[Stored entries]
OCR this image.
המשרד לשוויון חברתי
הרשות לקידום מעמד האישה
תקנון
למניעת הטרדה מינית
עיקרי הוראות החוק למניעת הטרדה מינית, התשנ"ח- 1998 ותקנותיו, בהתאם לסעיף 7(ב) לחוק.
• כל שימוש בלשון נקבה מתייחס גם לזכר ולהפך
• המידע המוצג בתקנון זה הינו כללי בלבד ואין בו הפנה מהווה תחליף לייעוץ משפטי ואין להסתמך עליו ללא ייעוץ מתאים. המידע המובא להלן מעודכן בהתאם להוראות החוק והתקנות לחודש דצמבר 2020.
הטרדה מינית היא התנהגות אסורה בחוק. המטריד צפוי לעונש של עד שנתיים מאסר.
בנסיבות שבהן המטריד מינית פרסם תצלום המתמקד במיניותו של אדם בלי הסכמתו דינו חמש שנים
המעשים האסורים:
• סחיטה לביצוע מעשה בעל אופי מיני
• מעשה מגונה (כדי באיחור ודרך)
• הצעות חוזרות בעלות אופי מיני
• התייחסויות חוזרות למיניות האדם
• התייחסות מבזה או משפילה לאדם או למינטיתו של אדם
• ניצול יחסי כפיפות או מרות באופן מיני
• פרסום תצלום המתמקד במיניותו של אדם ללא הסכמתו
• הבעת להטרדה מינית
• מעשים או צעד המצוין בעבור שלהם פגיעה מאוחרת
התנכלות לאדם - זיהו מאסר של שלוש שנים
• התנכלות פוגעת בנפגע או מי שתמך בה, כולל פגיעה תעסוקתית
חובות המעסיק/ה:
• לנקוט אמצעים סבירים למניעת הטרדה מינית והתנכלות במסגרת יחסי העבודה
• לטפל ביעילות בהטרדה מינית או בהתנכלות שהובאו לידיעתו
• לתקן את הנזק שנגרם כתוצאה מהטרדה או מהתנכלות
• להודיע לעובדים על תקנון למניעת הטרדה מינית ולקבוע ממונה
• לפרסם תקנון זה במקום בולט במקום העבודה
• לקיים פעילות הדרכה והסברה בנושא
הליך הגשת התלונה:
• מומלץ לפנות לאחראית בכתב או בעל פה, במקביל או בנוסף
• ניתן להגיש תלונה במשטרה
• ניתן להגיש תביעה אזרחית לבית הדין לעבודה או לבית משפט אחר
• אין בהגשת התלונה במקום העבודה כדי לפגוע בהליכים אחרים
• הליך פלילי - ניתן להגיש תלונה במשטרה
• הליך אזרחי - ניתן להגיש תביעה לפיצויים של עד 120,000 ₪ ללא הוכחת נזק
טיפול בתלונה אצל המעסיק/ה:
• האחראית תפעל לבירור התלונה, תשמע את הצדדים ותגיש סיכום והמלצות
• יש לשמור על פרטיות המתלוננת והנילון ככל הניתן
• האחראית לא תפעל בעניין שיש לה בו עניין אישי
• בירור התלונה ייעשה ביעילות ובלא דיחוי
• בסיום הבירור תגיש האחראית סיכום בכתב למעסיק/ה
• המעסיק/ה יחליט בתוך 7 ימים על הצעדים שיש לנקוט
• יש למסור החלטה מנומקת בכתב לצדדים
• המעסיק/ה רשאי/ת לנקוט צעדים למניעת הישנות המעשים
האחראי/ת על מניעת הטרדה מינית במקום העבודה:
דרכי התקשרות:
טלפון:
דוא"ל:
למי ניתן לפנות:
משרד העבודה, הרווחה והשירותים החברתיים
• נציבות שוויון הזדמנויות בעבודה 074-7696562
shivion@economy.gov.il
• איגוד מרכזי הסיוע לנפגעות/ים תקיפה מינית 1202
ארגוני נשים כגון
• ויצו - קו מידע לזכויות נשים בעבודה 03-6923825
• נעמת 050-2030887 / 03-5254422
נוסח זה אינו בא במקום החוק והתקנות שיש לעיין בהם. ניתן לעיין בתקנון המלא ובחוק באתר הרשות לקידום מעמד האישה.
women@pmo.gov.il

The request: Count the lines above that contain the word "במקום". Give only the number.

In response: 4